### What is asked
Please write out the material that follows, exactly as it stands.

### Records for the exercise
____

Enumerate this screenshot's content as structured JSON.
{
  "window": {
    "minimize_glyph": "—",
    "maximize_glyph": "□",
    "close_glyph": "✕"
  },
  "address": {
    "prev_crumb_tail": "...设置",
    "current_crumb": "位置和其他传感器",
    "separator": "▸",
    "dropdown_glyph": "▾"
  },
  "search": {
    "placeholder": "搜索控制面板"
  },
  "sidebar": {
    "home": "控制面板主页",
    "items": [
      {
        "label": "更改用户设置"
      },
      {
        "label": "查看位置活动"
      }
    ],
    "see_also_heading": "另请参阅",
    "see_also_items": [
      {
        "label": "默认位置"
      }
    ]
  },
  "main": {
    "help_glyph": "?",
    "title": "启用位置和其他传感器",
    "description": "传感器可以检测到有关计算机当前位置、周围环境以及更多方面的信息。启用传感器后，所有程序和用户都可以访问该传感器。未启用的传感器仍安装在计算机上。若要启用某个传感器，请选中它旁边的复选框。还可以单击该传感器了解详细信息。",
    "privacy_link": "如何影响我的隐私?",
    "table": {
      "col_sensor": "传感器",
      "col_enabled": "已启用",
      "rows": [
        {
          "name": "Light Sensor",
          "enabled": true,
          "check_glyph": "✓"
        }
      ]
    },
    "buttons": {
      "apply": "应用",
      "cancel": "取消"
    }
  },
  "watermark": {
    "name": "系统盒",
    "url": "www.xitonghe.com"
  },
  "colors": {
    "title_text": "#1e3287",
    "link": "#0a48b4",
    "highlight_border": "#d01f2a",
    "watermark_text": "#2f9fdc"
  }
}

____

### Finished exercise
Enumerate this screenshot's content as structured JSON.
{
  "window": {
    "minimize_glyph": "—",
    "maximize_glyph": "□",
    "close_glyph": "✕"
  },
  "address": {
    "prev_crumb_tail": "...设置",
    "current_crumb": "位置和其他传感器",
    "separator": "▸",
    "dropdown_glyph": "▾"
  },
  "search": {
    "placeholder": "搜索控制面板"
  },
  "sidebar": {
    "home": "控制面板主页",
    "items": [
      {
        "label": "更改用户设置"
      },
      {
        "label": "查看位置活动"
      }
    ],
    "see_also_heading": "另请参阅",
    "see_also_items": [
      {
        "label": "默认位置"
      }
    ]
  },
  "main": {
    "help_glyph": "?",
    "title": "启用位置和其他传感器",
    "description": "传感器可以检测到有关计算机当前位置、周围环境以及更多方面的信息。启用传感器后，所有程序和用户都可以访问该传感器。未启用的传感器仍安装在计算机上。若要启用某个传感器，请选中它旁边的复选框。还可以单击该传感器了解详细信息。",
    "privacy_link": "如何影响我的隐私?",
    "table": {
      "col_sensor": "传感器",
      "col_enabled": "已启用",
      "rows": [
        {
          "name": "Light Sensor",
          "enabled": true,
          "check_glyph": "✓"
        }
      ]
    },
    "buttons": {
      "apply": "应用",
      "cancel": "取消"
    }
  },
  "watermark": {
    "name": "系统盒",
    "url": "www.xitonghe.com"
  },
  "colors": {
    "title_text": "#1e3287",
    "link": "#0a48b4",
    "highlight_border": "#d01f2a",
    "watermark_text": "#2f9fdc"
  }
}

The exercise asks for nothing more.